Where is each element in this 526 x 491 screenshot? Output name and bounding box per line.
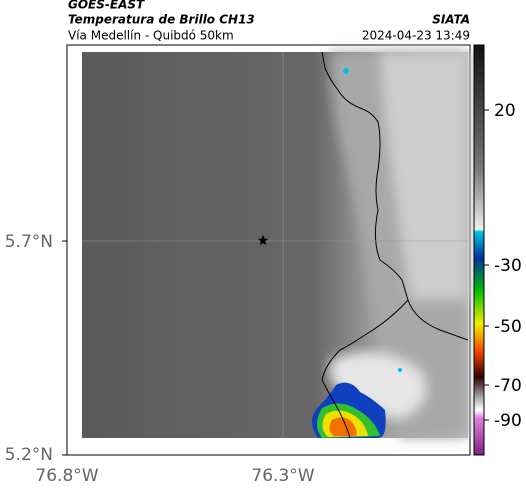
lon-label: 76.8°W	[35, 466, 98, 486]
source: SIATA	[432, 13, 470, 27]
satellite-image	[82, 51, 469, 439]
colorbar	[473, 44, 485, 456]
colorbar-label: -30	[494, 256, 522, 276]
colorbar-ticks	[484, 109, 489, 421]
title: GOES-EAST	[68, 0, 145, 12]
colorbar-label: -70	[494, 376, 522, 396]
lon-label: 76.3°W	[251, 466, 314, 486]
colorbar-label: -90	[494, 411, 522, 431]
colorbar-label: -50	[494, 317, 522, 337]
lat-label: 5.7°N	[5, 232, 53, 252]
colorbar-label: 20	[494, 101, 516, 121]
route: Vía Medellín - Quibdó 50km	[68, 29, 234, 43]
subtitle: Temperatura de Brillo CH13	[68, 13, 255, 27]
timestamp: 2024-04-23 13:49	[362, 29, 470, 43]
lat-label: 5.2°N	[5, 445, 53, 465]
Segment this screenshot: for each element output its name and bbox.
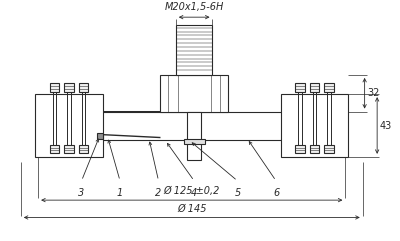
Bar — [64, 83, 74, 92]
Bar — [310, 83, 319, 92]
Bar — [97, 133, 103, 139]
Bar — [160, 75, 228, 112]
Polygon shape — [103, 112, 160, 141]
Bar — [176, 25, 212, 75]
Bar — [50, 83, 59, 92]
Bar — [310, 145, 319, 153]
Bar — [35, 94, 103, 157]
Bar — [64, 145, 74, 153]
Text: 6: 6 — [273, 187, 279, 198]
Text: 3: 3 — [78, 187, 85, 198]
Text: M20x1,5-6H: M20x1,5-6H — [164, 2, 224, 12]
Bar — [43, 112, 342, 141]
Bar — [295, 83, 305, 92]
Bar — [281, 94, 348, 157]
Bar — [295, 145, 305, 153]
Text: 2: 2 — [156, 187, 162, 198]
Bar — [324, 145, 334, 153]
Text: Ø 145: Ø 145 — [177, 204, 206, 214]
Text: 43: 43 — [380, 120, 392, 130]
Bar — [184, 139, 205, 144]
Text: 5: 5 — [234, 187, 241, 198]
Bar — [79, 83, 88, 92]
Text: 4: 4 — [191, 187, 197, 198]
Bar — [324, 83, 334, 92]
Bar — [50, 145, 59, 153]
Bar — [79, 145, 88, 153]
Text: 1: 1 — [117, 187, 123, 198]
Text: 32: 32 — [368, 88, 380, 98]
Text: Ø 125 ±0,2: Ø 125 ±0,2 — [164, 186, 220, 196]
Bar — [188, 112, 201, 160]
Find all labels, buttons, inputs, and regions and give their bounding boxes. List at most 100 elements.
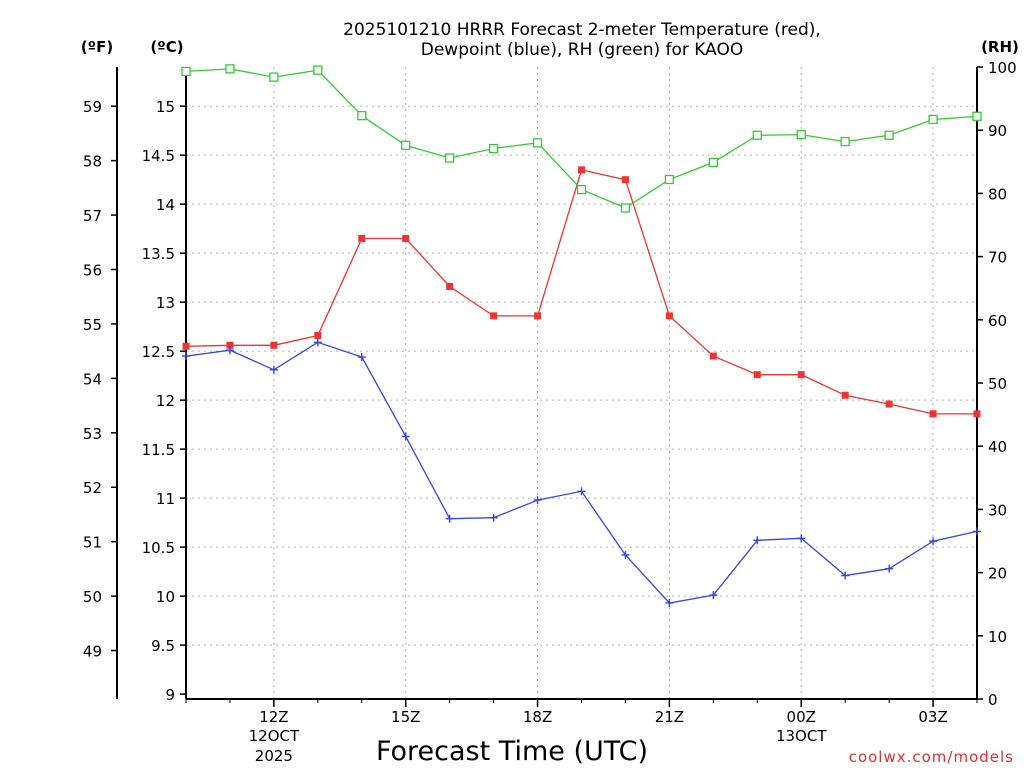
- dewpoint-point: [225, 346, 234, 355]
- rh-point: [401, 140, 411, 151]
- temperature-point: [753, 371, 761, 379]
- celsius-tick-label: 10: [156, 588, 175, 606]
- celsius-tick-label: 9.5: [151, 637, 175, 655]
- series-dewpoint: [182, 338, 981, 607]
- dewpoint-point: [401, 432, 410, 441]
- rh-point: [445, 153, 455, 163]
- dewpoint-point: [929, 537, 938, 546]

**Doe dit**
Hernoem "dewpoint-point" overal in de rijen hierboven naar "dewpoint-marker" en geef alle rijen verder ongewijzigd opnieuw. Laat de afbeeldingen alsjeblieft weg.

**Oplossing opdracht**
Where is each element in this 526 x 491 screenshot? Output name and bounding box per line.
lon-label: 76.8°W	[35, 466, 98, 486]
source: SIATA	[432, 13, 470, 27]
satellite-image	[82, 51, 469, 439]
colorbar	[473, 44, 485, 456]
colorbar-label: -30	[494, 256, 522, 276]
colorbar-ticks	[484, 109, 489, 421]
title: GOES-EAST	[68, 0, 145, 12]
colorbar-label: -70	[494, 376, 522, 396]
lon-label: 76.3°W	[251, 466, 314, 486]
colorbar-label: -90	[494, 411, 522, 431]
colorbar-label: -50	[494, 317, 522, 337]
lat-label: 5.7°N	[5, 232, 53, 252]
colorbar-label: 20	[494, 101, 516, 121]
route: Vía Medellín - Quibdó 50km	[68, 29, 234, 43]
subtitle: Temperatura de Brillo CH13	[68, 13, 255, 27]
timestamp: 2024-04-23 13:49	[362, 29, 470, 43]
lat-label: 5.2°N	[5, 445, 53, 465]
Segment this screenshot: for each element output its name and bbox.
Bar — [64, 83, 74, 92]
Bar — [310, 83, 319, 92]
Bar — [97, 133, 103, 139]
Bar — [160, 75, 228, 112]
Polygon shape — [103, 112, 160, 141]
Bar — [176, 25, 212, 75]
Bar — [50, 83, 59, 92]
Bar — [310, 145, 319, 153]
Bar — [35, 94, 103, 157]
Bar — [64, 145, 74, 153]
Text: 6: 6 — [273, 187, 279, 198]
Text: 3: 3 — [78, 187, 85, 198]
Text: M20x1,5-6H: M20x1,5-6H — [164, 2, 224, 12]
Bar — [43, 112, 342, 141]
Bar — [295, 83, 305, 92]
Bar — [281, 94, 348, 157]
Bar — [295, 145, 305, 153]
Text: 2: 2 — [156, 187, 162, 198]
Bar — [324, 145, 334, 153]
Text: Ø 145: Ø 145 — [177, 204, 206, 214]
Text: 43: 43 — [380, 120, 392, 130]
Bar — [184, 139, 205, 144]
Text: 5: 5 — [234, 187, 241, 198]
Bar — [79, 83, 88, 92]
Text: 4: 4 — [191, 187, 197, 198]
Bar — [324, 83, 334, 92]
Bar — [50, 145, 59, 153]
Bar — [79, 145, 88, 153]
Text: 1: 1 — [117, 187, 123, 198]
Text: 32: 32 — [368, 88, 380, 98]
Text: Ø 125 ±0,2: Ø 125 ±0,2 — [164, 186, 220, 196]
Bar — [188, 112, 201, 160]
Find all labels, buttons, inputs, and regions and give their bounding boxes. List at most 100 elements.
- dewpoint-marker: [225, 346, 234, 355]
- rh-point: [401, 140, 411, 151]
- temperature-point: [753, 371, 761, 379]
- celsius-tick-label: 10: [156, 588, 175, 606]
- celsius-tick-label: 9.5: [151, 637, 175, 655]
- series-dewpoint: [182, 338, 981, 607]
- dewpoint-marker: [401, 432, 410, 441]
- rh-point: [445, 153, 455, 163]
- dewpoint-marker: [929, 537, 938, 546]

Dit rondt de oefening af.